## THE REQUEST:
Scan the entries below. List each line with "grid".

□ □ □ □ □

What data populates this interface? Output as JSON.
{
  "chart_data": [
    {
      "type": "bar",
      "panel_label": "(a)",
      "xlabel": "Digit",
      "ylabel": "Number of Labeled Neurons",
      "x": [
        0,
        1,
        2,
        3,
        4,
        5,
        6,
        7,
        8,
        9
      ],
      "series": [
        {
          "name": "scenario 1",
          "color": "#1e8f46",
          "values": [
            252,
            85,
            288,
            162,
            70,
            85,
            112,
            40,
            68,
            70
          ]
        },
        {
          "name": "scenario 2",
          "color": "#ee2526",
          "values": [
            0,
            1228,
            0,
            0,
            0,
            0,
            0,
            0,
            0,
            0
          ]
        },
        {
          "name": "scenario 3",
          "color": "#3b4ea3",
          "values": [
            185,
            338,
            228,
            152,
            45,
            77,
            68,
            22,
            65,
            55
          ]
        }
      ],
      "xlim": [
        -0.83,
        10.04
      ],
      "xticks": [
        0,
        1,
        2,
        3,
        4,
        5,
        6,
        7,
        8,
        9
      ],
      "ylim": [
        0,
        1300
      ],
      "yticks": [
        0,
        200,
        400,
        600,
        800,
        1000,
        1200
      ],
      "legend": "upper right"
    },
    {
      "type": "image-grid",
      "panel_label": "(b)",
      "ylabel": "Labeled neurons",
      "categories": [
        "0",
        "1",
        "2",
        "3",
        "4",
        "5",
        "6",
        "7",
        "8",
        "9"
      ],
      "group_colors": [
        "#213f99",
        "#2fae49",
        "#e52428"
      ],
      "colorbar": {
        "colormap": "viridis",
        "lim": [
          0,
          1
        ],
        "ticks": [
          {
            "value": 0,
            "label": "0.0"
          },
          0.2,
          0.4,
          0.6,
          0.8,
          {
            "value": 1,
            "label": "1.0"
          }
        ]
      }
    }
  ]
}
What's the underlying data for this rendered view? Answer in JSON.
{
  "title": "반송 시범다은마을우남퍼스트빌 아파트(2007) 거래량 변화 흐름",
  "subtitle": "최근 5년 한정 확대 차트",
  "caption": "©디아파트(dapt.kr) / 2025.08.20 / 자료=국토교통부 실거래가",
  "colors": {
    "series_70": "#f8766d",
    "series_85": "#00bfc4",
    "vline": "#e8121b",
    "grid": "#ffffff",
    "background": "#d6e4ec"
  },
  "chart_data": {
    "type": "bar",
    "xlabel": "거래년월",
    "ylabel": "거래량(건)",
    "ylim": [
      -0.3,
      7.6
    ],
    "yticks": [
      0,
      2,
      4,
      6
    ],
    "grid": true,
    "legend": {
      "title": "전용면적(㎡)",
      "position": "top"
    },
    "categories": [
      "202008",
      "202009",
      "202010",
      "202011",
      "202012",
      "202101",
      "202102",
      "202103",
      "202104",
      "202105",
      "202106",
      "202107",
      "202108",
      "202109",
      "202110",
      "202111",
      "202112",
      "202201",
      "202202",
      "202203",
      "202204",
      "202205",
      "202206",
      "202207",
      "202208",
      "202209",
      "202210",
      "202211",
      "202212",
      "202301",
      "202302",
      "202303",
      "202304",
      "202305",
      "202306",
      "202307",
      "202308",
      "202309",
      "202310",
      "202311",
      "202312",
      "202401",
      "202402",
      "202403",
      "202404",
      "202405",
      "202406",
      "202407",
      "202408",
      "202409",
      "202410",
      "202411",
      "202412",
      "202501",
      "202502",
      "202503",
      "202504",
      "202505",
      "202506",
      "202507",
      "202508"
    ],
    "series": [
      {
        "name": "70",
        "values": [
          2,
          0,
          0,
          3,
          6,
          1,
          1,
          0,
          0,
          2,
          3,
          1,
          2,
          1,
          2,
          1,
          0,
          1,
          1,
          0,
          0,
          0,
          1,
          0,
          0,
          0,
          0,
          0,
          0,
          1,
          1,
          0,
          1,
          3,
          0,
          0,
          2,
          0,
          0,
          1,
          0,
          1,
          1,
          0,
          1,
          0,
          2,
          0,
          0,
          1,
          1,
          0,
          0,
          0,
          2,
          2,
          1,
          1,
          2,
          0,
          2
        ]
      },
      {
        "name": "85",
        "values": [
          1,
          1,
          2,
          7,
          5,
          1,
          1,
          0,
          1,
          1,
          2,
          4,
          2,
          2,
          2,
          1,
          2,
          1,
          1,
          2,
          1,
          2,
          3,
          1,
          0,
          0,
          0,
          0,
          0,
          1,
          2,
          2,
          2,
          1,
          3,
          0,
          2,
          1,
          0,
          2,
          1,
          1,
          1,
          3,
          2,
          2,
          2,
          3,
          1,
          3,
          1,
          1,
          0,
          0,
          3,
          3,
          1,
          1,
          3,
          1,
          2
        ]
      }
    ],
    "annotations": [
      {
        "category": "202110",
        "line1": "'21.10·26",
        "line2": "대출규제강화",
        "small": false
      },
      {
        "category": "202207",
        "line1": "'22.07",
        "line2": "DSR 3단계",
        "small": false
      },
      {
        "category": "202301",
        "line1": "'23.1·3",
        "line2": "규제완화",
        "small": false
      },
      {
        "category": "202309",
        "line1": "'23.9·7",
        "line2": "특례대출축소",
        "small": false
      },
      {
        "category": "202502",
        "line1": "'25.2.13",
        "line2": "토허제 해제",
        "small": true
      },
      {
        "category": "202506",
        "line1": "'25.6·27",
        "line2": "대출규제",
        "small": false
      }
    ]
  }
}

□ □ □ □ □

## WRITTEN SOLUTION:
      "type": "image-grid",
    "grid": "#ffffff",
    "grid": true,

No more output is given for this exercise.